WHAT IS REQUIRED => Return each line that holds the word "name".

+--

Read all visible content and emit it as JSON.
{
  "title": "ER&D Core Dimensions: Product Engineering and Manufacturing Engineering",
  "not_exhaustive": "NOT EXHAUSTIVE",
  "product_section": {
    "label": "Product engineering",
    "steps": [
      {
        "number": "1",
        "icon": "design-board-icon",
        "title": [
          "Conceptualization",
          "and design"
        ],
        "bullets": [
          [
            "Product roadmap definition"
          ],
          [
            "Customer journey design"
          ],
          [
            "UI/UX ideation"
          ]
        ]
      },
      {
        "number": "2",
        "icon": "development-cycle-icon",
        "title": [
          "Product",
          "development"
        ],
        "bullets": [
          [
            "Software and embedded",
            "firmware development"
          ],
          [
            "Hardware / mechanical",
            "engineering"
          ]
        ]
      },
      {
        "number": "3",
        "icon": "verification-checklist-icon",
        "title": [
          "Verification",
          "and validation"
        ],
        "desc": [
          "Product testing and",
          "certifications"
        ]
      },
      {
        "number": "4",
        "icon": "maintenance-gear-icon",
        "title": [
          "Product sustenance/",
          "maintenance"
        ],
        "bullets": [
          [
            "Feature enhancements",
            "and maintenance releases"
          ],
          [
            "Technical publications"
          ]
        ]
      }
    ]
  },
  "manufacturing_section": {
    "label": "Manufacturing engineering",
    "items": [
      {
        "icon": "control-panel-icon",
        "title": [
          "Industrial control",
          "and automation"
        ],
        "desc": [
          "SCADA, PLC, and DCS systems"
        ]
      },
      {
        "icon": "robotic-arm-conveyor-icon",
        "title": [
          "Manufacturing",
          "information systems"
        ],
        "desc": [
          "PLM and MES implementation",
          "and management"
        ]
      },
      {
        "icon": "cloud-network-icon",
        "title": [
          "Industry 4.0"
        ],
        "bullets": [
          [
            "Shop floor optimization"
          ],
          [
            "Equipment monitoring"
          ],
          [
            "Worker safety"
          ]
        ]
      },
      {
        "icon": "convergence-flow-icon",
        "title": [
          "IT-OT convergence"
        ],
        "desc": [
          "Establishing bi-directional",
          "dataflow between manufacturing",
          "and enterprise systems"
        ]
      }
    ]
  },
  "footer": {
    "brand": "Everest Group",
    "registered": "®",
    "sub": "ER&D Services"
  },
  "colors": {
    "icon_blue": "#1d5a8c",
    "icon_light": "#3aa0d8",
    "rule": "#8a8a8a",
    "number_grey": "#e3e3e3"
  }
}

+--

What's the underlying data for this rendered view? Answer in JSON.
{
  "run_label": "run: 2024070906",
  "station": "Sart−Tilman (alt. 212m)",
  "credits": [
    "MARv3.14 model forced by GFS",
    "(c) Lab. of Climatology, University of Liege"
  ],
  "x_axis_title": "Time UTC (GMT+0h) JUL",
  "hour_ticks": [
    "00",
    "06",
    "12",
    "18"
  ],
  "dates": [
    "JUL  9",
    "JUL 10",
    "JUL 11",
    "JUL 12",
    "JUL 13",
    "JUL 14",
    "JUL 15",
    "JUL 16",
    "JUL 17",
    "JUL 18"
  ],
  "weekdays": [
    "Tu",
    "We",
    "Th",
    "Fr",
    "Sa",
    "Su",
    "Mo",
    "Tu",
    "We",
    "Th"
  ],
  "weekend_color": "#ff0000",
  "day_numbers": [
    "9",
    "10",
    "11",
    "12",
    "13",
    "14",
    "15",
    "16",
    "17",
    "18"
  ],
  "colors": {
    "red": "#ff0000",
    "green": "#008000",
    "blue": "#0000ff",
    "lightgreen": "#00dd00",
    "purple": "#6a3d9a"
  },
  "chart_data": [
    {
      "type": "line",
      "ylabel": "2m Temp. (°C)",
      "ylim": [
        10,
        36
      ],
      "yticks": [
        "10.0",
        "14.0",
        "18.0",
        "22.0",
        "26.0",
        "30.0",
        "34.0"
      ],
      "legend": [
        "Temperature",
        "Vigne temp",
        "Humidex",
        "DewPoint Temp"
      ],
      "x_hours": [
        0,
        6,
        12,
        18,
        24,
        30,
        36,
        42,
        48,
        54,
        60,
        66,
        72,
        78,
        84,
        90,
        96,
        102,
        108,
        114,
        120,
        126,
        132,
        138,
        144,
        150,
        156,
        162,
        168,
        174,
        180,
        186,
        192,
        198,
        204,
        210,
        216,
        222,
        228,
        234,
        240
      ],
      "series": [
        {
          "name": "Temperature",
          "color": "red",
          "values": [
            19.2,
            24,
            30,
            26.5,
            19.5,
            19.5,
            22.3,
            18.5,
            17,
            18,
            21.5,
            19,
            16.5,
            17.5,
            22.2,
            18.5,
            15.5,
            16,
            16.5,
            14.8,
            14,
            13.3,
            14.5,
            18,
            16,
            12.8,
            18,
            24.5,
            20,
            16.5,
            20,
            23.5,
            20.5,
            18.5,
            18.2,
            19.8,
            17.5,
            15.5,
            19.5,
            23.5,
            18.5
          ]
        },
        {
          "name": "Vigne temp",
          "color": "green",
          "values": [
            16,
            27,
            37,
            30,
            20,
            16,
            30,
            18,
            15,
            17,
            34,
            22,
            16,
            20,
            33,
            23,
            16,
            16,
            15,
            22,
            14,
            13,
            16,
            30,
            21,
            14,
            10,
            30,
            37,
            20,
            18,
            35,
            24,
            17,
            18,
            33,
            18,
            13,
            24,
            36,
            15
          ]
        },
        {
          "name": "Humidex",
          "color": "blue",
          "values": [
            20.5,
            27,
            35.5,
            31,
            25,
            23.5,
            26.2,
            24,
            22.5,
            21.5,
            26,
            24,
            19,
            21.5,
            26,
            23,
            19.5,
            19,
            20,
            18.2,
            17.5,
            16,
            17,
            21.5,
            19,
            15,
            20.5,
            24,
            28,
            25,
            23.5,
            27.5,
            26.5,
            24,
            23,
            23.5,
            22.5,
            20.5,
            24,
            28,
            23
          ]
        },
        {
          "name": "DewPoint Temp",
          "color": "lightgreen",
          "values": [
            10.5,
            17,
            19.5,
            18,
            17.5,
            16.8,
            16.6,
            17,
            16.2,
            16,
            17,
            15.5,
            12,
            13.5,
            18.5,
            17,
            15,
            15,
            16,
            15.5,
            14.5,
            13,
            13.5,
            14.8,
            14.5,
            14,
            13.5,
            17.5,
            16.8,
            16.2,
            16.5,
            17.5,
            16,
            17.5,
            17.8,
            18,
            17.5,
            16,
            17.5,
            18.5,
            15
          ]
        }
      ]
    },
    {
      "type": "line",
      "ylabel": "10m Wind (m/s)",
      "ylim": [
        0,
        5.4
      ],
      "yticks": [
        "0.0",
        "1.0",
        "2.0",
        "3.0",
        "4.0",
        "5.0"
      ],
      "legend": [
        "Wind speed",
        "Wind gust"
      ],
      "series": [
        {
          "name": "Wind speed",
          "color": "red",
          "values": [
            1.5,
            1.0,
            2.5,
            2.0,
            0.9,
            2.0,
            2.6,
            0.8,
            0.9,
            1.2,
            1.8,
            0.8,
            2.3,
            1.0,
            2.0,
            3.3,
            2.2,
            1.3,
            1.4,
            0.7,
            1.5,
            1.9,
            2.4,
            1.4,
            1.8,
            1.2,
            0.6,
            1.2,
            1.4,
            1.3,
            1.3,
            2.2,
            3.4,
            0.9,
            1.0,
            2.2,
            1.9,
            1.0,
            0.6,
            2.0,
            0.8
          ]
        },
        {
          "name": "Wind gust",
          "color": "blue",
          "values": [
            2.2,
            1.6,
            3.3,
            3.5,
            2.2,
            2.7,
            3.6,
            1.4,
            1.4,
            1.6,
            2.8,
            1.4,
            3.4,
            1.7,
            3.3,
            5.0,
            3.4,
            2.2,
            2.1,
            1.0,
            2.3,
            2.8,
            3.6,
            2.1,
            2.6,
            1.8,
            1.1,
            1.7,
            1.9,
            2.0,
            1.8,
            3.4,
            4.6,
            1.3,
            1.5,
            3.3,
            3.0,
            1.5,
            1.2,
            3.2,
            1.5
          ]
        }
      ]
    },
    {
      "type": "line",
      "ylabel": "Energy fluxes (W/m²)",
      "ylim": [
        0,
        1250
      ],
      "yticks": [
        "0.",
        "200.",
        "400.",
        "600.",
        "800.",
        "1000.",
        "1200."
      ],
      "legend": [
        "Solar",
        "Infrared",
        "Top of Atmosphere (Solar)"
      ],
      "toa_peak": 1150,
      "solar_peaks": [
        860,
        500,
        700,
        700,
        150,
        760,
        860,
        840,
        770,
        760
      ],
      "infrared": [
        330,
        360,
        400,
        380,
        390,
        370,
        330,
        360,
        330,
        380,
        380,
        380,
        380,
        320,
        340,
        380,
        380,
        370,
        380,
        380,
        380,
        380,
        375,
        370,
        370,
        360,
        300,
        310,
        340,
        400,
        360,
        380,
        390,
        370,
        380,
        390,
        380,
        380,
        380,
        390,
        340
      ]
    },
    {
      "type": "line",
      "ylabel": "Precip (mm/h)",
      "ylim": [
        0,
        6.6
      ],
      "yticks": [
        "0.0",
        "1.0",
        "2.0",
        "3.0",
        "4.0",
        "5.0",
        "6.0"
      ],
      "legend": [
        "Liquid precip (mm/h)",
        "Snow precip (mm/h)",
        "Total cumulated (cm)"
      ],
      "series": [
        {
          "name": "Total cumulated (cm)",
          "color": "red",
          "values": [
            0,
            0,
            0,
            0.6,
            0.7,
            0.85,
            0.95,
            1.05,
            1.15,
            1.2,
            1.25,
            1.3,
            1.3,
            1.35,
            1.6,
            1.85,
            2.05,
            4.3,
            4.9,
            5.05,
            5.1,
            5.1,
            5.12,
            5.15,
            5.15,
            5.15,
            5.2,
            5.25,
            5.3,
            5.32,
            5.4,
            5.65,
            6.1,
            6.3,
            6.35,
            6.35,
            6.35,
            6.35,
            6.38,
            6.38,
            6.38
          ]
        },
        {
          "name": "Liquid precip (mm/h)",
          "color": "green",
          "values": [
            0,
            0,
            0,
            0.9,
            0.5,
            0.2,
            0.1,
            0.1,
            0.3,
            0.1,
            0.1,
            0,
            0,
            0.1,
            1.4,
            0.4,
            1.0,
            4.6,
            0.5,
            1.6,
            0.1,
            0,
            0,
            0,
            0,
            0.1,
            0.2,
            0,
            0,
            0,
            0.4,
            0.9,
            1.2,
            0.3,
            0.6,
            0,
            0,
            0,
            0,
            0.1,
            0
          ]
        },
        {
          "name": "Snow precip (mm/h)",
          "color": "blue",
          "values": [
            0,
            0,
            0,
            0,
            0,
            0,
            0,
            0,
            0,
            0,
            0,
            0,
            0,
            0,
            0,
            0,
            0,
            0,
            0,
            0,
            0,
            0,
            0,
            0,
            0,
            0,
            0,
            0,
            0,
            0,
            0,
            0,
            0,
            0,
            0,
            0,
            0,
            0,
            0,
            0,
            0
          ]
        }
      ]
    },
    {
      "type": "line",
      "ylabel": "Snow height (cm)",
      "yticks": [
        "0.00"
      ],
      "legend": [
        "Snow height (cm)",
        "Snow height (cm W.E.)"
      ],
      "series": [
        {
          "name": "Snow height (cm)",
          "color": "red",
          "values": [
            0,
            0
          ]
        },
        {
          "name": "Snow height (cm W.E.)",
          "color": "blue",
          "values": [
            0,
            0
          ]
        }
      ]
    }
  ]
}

+--

ANSWER FOR THE TASK =>
          "name": "Temperature",
          "name": "Vigne temp",
          "name": "Humidex",
          "name": "DewPoint Temp",
          "name": "Wind speed",
          "name": "Wind gust",
          "name": "Total cumulated (cm)",
          "name": "Liquid precip (mm/h)",
          "name": "Snow precip (mm/h)",
          "name": "Snow height (cm)",
          "name": "Snow height (cm W.E.)",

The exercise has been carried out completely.